Recorded data

%%

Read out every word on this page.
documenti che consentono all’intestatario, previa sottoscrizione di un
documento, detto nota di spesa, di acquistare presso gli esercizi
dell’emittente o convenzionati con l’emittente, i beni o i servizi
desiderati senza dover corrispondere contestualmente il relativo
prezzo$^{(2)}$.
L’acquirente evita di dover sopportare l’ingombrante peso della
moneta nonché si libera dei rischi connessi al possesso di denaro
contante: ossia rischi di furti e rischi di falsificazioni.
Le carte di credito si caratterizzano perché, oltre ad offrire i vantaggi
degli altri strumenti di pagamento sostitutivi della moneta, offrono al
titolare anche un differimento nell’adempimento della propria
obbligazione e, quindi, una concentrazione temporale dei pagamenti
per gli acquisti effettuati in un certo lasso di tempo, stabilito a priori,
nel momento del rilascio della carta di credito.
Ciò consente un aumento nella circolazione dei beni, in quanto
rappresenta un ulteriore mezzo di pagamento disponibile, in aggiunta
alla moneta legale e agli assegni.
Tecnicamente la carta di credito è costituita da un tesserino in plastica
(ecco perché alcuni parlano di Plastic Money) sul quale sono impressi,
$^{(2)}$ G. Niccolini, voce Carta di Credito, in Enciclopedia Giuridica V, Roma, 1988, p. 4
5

%%

-- WRITTEN INSTRUCTION --
Your task is to reproduce all of the records exactly.

-- SOLVED EXERCISE --
Read out every word on this page.
documenti che consentono all’intestatario, previa sottoscrizione di un
documento, detto nota di spesa, di acquistare presso gli esercizi
dell’emittente o convenzionati con l’emittente, i beni o i servizi
desiderati senza dover corrispondere contestualmente il relativo
prezzo$^{(2)}$.
L’acquirente evita di dover sopportare l’ingombrante peso della
moneta nonché si libera dei rischi connessi al possesso di denaro
contante: ossia rischi di furti e rischi di falsificazioni.
Le carte di credito si caratterizzano perché, oltre ad offrire i vantaggi
degli altri strumenti di pagamento sostitutivi della moneta, offrono al
titolare anche un differimento nell’adempimento della propria
obbligazione e, quindi, una concentrazione temporale dei pagamenti
per gli acquisti effettuati in un certo lasso di tempo, stabilito a priori,
nel momento del rilascio della carta di credito.
Ciò consente un aumento nella circolazione dei beni, in quanto
rappresenta un ulteriore mezzo di pagamento disponibile, in aggiunta
alla moneta legale e agli assegni.
Tecnicamente la carta di credito è costituita da un tesserino in plastica
(ecco perché alcuni parlano di Plastic Money) sul quale sono impressi,
$^{(2)}$ G. Niccolini, voce Carta di Credito, in Enciclopedia Giuridica V, Roma, 1988, p. 4
5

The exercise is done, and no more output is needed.